Data rows:
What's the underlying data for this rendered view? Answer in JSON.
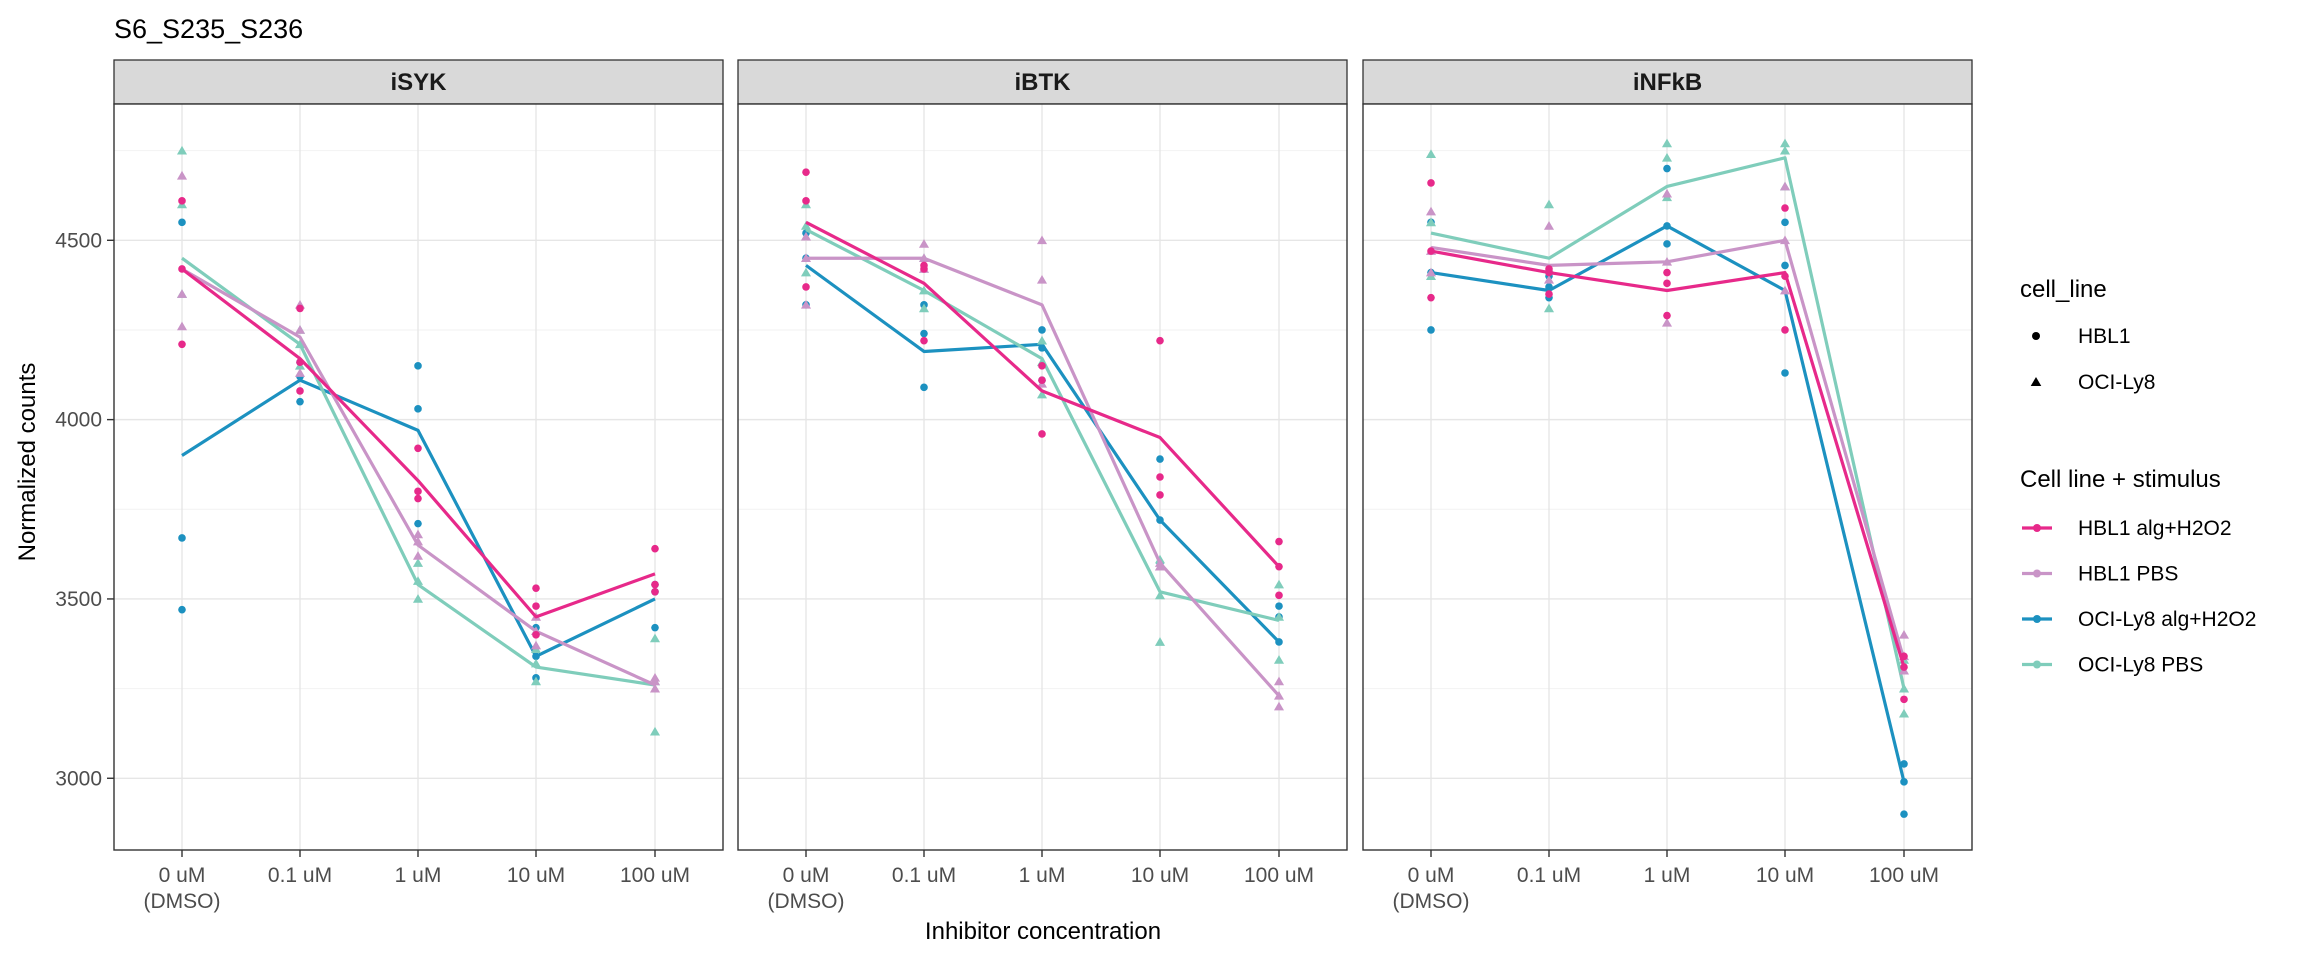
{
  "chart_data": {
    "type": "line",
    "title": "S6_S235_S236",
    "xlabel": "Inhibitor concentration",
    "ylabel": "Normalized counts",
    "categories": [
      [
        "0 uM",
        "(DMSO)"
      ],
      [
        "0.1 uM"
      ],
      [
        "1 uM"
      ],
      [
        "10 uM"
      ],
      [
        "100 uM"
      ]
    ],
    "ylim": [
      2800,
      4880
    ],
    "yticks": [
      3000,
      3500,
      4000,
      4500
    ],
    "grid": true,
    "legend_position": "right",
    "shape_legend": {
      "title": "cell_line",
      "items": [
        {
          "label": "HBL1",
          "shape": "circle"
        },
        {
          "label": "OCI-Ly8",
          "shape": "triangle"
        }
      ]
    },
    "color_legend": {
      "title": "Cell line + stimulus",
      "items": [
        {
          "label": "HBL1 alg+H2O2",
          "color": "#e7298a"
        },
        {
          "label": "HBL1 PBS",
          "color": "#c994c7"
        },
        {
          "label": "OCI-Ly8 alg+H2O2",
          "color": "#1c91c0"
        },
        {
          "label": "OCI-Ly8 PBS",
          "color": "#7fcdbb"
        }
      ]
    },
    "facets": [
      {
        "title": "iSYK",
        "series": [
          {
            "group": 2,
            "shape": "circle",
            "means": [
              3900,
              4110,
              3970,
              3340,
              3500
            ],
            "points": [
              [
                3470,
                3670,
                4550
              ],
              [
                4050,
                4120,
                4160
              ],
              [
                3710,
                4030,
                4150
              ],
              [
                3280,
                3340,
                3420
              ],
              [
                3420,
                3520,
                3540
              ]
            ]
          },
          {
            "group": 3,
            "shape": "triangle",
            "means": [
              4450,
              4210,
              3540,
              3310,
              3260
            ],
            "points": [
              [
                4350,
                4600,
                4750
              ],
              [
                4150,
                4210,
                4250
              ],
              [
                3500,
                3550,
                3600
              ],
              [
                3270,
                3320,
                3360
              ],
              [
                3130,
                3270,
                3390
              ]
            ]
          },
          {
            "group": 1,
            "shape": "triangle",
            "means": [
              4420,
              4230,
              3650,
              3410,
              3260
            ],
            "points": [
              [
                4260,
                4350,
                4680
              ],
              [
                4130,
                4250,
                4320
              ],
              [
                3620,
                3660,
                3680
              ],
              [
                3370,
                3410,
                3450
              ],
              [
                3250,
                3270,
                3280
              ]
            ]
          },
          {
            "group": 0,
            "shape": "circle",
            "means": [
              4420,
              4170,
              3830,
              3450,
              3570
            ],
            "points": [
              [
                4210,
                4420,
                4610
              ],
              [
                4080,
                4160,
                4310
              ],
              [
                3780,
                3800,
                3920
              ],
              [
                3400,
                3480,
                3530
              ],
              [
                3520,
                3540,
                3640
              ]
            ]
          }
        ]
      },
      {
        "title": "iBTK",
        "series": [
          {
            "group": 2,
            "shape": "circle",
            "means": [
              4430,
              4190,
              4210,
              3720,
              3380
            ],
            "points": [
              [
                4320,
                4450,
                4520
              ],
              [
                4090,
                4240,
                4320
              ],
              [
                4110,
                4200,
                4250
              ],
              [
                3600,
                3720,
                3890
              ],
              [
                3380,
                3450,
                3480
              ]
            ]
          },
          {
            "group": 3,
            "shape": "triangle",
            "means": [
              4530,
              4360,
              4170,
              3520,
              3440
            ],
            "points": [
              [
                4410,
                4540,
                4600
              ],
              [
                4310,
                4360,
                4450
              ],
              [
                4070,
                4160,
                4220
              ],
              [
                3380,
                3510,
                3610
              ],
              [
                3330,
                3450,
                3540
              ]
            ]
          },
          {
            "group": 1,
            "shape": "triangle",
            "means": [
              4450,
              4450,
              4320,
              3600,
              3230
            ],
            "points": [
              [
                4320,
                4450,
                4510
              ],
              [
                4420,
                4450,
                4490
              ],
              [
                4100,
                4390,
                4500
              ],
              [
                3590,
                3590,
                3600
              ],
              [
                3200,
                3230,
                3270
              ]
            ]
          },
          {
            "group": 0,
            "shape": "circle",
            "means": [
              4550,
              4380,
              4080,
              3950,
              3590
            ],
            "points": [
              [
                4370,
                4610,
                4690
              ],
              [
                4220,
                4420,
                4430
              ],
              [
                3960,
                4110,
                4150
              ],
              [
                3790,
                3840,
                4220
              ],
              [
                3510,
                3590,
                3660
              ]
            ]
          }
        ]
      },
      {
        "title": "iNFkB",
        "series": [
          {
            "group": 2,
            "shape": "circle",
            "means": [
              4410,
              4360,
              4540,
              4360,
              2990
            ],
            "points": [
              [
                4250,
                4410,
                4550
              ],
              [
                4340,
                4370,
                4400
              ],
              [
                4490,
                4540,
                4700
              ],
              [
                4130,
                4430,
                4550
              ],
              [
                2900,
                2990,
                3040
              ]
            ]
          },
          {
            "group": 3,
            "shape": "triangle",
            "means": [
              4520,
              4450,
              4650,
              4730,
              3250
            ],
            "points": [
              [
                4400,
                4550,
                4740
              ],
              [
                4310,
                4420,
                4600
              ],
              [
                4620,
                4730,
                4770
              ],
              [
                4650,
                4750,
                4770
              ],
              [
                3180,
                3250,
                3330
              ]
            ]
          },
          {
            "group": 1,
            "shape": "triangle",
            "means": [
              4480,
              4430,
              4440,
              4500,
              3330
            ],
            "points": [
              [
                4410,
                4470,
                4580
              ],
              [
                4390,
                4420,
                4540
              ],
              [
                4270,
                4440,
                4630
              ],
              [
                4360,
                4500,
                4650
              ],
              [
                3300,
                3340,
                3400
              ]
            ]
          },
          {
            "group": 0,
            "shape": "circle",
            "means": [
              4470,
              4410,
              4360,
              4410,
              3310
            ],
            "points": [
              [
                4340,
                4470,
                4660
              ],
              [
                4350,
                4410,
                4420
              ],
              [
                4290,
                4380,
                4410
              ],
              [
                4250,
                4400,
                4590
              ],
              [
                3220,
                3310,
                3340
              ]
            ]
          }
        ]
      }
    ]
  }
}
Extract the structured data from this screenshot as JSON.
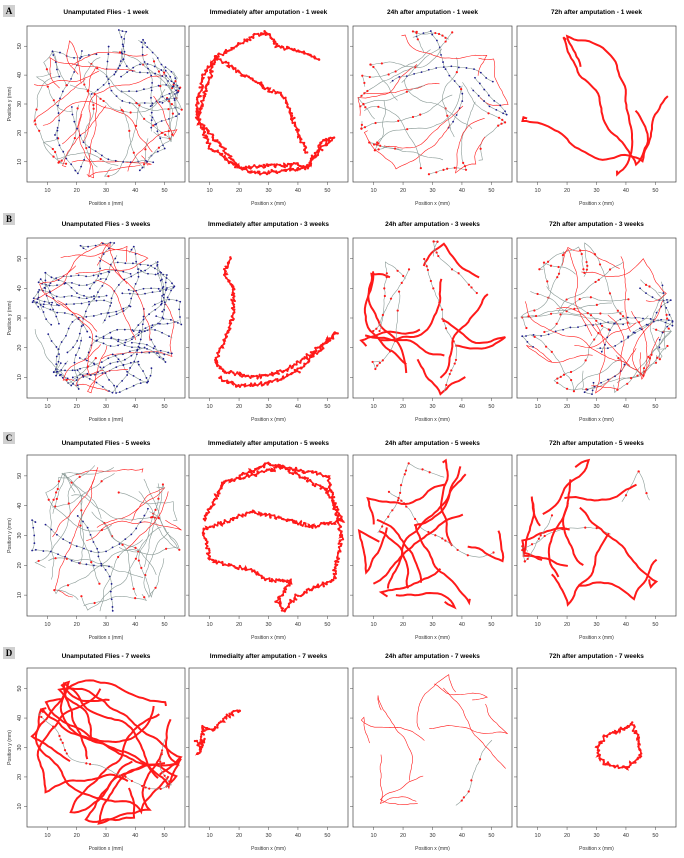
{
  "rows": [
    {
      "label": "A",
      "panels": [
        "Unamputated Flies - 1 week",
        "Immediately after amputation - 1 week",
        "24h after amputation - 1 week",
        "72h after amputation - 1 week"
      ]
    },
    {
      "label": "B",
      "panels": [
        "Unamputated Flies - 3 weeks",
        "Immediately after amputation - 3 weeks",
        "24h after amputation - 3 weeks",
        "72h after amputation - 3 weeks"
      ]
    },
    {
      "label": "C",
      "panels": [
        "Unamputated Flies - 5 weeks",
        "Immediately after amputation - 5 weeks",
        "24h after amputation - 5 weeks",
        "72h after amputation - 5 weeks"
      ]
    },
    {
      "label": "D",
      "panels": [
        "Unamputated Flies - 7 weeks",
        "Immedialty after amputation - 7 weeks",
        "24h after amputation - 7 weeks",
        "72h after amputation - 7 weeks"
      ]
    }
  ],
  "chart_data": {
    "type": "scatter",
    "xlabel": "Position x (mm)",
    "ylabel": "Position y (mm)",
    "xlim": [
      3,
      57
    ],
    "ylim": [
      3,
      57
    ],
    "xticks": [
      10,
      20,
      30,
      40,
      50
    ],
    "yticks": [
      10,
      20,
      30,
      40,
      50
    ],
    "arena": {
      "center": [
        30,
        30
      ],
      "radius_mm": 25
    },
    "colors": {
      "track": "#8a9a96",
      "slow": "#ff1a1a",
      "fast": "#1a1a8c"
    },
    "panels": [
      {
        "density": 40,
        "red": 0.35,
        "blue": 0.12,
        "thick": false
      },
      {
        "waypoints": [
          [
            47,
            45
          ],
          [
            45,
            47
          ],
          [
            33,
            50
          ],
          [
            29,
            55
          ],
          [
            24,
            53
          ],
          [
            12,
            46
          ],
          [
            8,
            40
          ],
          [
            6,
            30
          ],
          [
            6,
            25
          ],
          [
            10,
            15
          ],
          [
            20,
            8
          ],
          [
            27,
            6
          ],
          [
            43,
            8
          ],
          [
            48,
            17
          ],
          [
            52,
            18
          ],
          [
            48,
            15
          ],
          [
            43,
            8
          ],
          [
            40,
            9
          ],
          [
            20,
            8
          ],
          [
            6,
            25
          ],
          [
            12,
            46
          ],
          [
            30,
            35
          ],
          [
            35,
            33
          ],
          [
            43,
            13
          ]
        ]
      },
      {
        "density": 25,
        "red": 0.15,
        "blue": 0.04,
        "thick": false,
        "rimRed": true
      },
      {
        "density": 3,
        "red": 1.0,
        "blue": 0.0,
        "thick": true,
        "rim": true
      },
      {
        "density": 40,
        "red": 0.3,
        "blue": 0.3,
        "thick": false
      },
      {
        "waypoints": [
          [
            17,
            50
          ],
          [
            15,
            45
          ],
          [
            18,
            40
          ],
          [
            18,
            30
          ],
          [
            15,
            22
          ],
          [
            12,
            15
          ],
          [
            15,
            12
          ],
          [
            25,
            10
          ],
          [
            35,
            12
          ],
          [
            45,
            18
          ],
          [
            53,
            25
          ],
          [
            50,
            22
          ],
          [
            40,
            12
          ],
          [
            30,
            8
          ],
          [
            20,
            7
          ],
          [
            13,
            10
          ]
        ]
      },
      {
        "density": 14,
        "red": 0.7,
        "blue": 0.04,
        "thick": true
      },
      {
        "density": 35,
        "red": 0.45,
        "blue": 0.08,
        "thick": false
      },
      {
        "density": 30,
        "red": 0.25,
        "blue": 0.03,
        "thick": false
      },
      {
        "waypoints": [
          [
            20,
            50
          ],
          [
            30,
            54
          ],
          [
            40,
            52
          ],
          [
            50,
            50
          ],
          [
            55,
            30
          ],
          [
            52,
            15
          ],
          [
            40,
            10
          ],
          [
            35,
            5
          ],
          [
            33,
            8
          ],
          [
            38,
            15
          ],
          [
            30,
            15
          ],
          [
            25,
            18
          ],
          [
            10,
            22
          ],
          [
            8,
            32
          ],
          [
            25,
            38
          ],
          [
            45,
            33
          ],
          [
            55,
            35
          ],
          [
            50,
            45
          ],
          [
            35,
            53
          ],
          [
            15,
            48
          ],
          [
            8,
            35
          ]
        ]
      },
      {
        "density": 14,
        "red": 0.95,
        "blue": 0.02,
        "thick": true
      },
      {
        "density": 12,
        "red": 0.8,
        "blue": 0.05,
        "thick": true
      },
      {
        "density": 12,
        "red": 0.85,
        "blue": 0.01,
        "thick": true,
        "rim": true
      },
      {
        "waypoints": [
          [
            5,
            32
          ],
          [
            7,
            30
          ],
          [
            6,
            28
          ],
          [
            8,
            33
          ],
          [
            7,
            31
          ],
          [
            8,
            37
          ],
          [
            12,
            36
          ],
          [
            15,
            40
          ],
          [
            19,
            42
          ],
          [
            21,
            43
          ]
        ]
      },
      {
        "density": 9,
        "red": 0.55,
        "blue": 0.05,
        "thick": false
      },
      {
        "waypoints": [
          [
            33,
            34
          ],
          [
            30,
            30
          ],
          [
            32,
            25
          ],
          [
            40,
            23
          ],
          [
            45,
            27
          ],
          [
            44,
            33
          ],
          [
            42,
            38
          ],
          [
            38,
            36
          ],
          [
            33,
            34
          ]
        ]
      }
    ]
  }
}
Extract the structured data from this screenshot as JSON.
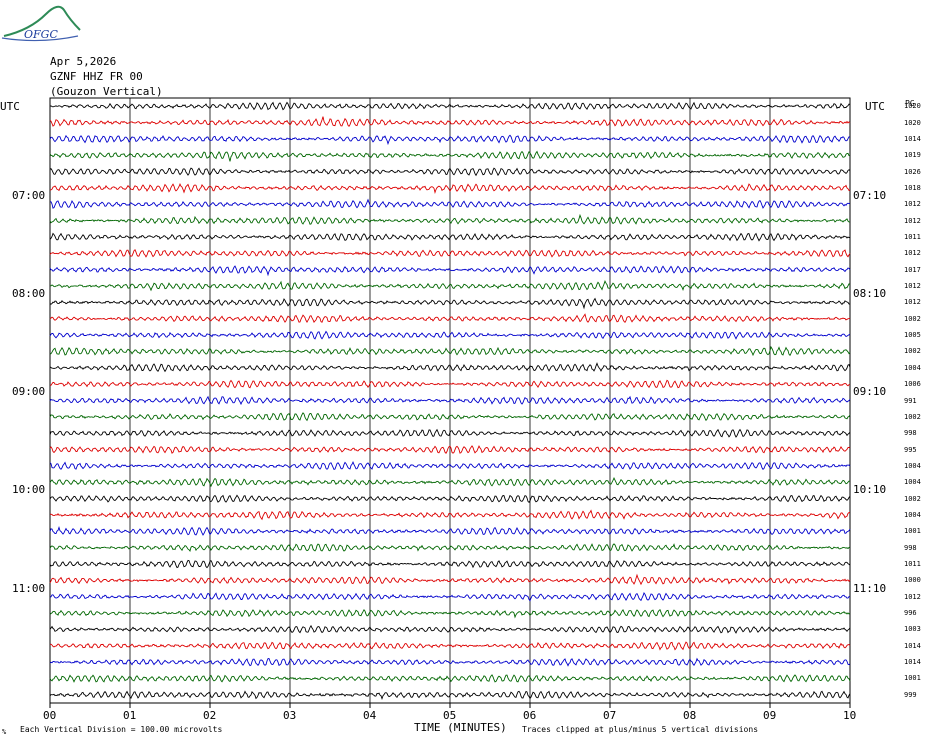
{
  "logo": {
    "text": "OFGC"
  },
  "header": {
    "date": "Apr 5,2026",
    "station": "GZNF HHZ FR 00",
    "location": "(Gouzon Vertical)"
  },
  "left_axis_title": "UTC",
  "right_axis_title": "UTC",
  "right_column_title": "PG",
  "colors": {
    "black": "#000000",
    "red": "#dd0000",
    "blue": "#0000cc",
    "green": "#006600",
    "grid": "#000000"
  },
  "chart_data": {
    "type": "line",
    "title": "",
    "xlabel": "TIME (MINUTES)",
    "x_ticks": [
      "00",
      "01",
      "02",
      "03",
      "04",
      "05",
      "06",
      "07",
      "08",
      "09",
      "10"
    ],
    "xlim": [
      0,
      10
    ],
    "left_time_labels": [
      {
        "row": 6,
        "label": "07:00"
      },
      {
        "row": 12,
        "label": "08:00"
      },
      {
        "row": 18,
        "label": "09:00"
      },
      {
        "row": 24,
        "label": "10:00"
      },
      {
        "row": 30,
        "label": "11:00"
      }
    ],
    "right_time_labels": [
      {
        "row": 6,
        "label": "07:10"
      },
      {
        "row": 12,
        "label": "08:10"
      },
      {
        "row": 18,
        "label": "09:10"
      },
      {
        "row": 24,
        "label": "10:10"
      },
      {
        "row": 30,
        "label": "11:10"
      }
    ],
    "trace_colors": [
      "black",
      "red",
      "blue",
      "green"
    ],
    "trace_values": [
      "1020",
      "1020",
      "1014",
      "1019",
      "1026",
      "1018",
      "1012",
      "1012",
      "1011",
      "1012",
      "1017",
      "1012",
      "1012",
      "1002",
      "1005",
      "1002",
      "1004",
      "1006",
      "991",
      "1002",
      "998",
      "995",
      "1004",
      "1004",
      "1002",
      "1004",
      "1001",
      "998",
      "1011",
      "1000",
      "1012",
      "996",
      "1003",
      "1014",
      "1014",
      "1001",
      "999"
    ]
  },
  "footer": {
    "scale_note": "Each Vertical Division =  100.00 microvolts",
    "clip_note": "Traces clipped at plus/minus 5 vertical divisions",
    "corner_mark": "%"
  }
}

Objective: Keep only the lines that hold the string "Flies", and copy them out.

Written reply:
        "Unamputated Flies - 1 week",
        "Unamputated Flies - 3 weeks",
        "Unamputated Flies - 5 weeks",
        "Unamputated Flies - 7 weeks",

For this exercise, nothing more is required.